PROBLEM DETAILS.
Transcribe each entry below exactly. Pictures do not go in the copy.

RECORDS SUPPLIED.
━━━━━━━━━━━━━━━━

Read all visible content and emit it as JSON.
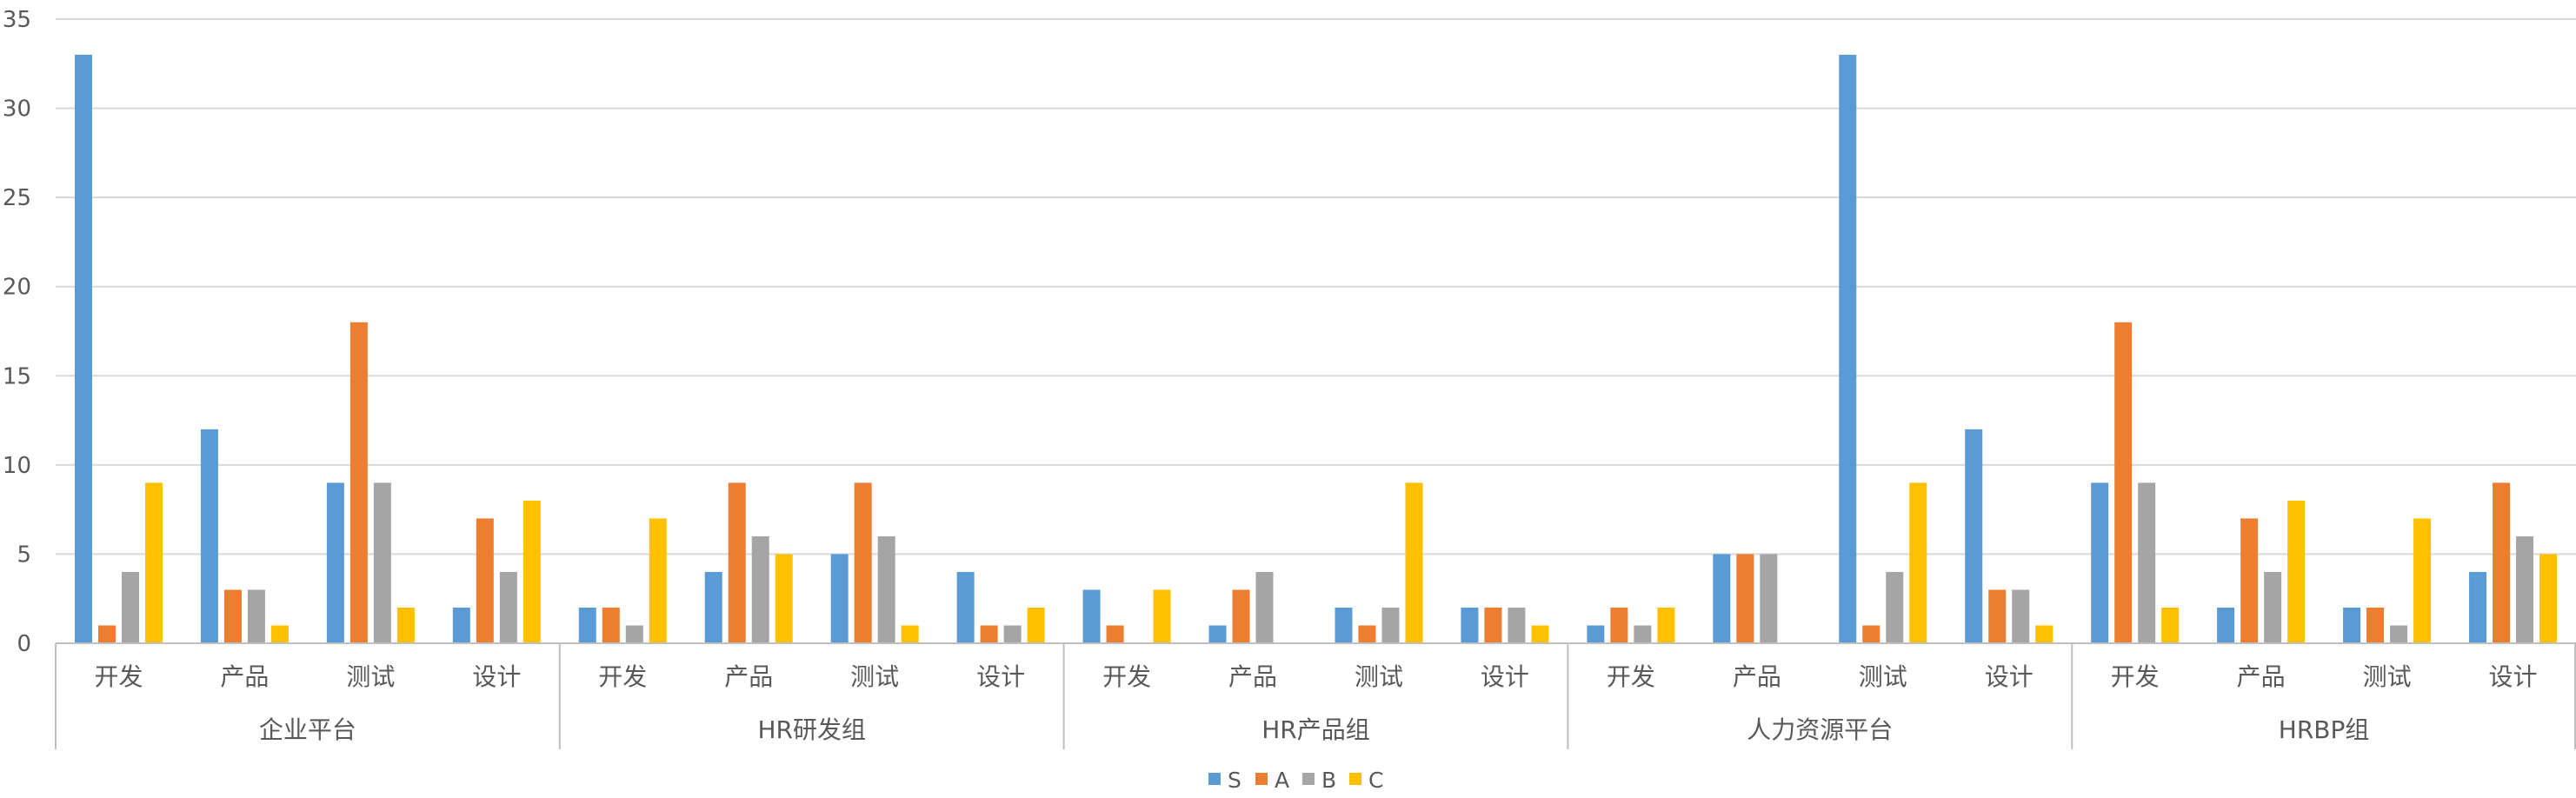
{
  "chart_data": {
    "type": "bar",
    "title": "",
    "xlabel": "",
    "ylabel": "",
    "ylim": [
      0,
      35
    ],
    "yticks": [
      0,
      5,
      10,
      15,
      20,
      25,
      30,
      35
    ],
    "grid": true,
    "legend_position": "bottom",
    "groups": [
      {
        "name": "企业平台",
        "categories": [
          "开发",
          "产品",
          "测试",
          "设计"
        ]
      },
      {
        "name": "HR研发组",
        "categories": [
          "开发",
          "产品",
          "测试",
          "设计"
        ]
      },
      {
        "name": "HR产品组",
        "categories": [
          "开发",
          "产品",
          "测试",
          "设计"
        ]
      },
      {
        "name": "人力资源平台",
        "categories": [
          "开发",
          "产品",
          "测试",
          "设计"
        ]
      },
      {
        "name": "HRBP组",
        "categories": [
          "开发",
          "产品",
          "测试",
          "设计"
        ]
      }
    ],
    "series": [
      {
        "name": "S",
        "color": "#5B9BD5",
        "values": [
          33,
          12,
          9,
          2,
          2,
          4,
          5,
          4,
          3,
          1,
          2,
          2,
          1,
          5,
          33,
          12,
          9,
          2,
          2,
          4
        ]
      },
      {
        "name": "A",
        "color": "#ED7D31",
        "values": [
          1,
          3,
          18,
          7,
          2,
          9,
          9,
          1,
          1,
          3,
          1,
          2,
          2,
          5,
          1,
          3,
          18,
          7,
          2,
          9
        ]
      },
      {
        "name": "B",
        "color": "#A5A5A5",
        "values": [
          4,
          3,
          9,
          4,
          1,
          6,
          6,
          1,
          0,
          4,
          2,
          2,
          1,
          5,
          4,
          3,
          9,
          4,
          1,
          6
        ]
      },
      {
        "name": "C",
        "color": "#FFC000",
        "values": [
          9,
          1,
          2,
          8,
          7,
          5,
          1,
          2,
          3,
          0,
          9,
          1,
          2,
          0,
          9,
          1,
          2,
          8,
          7,
          5
        ]
      }
    ]
  }
}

━━━━━━━━━━━━━━━━

COMPLETED TASK.
Read all visible content and emit it as JSON.
{
  "chart_data": {
    "type": "bar",
    "title": "",
    "xlabel": "",
    "ylabel": "",
    "ylim": [
      0,
      35
    ],
    "yticks": [
      0,
      5,
      10,
      15,
      20,
      25,
      30,
      35
    ],
    "grid": true,
    "legend_position": "bottom",
    "groups": [
      {
        "name": "企业平台",
        "categories": [
          "开发",
          "产品",
          "测试",
          "设计"
        ]
      },
      {
        "name": "HR研发组",
        "categories": [
          "开发",
          "产品",
          "测试",
          "设计"
        ]
      },
      {
        "name": "HR产品组",
        "categories": [
          "开发",
          "产品",
          "测试",
          "设计"
        ]
      },
      {
        "name": "人力资源平台",
        "categories": [
          "开发",
          "产品",
          "测试",
          "设计"
        ]
      },
      {
        "name": "HRBP组",
        "categories": [
          "开发",
          "产品",
          "测试",
          "设计"
        ]
      }
    ],
    "series": [
      {
        "name": "S",
        "color": "#5B9BD5",
        "values": [
          33,
          12,
          9,
          2,
          2,
          4,
          5,
          4,
          3,
          1,
          2,
          2,
          1,
          5,
          33,
          12,
          9,
          2,
          2,
          4
        ]
      },
      {
        "name": "A",
        "color": "#ED7D31",
        "values": [
          1,
          3,
          18,
          7,
          2,
          9,
          9,
          1,
          1,
          3,
          1,
          2,
          2,
          5,
          1,
          3,
          18,
          7,
          2,
          9
        ]
      },
      {
        "name": "B",
        "color": "#A5A5A5",
        "values": [
          4,
          3,
          9,
          4,
          1,
          6,
          6,
          1,
          0,
          4,
          2,
          2,
          1,
          5,
          4,
          3,
          9,
          4,
          1,
          6
        ]
      },
      {
        "name": "C",
        "color": "#FFC000",
        "values": [
          9,
          1,
          2,
          8,
          7,
          5,
          1,
          2,
          3,
          0,
          9,
          1,
          2,
          0,
          9,
          1,
          2,
          8,
          7,
          5
        ]
      }
    ]
  }
}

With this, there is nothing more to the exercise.